▸ What is required:
Copy out every record precisely.

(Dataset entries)
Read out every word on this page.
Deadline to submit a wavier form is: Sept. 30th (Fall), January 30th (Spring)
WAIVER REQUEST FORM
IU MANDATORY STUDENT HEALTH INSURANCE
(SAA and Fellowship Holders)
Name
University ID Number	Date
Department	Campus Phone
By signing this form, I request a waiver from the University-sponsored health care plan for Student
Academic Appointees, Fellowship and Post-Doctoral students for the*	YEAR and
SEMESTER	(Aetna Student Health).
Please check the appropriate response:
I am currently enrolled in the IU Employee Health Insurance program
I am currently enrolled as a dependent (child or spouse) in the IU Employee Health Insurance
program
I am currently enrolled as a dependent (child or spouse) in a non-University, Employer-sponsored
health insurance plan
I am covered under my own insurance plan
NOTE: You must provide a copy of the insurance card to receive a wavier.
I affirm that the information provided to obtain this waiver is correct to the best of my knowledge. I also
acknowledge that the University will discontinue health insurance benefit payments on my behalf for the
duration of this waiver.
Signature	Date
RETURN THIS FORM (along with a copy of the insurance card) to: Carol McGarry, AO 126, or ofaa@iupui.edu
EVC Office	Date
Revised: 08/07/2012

▸ Solution for this problem:
Read out every word on this page.
Deadline to submit a wavier form is: Sept. 30th (Fall), January 30th (Spring)
WAIVER REQUEST FORM
IU MANDATORY STUDENT HEALTH INSURANCE
(SAA and Fellowship Holders)
Name
University ID Number	Date
Department	Campus Phone
By signing this form, I request a waiver from the University-sponsored health care plan for Student
Academic Appointees, Fellowship and Post-Doctoral students for the*	YEAR and
SEMESTER	(Aetna Student Health).
Please check the appropriate response:
I am currently enrolled in the IU Employee Health Insurance program
I am currently enrolled as a dependent (child or spouse) in the IU Employee Health Insurance
program
I am currently enrolled as a dependent (child or spouse) in a non-University, Employer-sponsored
health insurance plan
I am covered under my own insurance plan
NOTE: You must provide a copy of the insurance card to receive a wavier.
I affirm that the information provided to obtain this waiver is correct to the best of my knowledge. I also
acknowledge that the University will discontinue health insurance benefit payments on my behalf for the
duration of this waiver.
Signature	Date
RETURN THIS FORM (along with a copy of the insurance card) to: Carol McGarry, AO 126, or ofaa@iupui.edu
EVC Office	Date
Revised: 08/07/2012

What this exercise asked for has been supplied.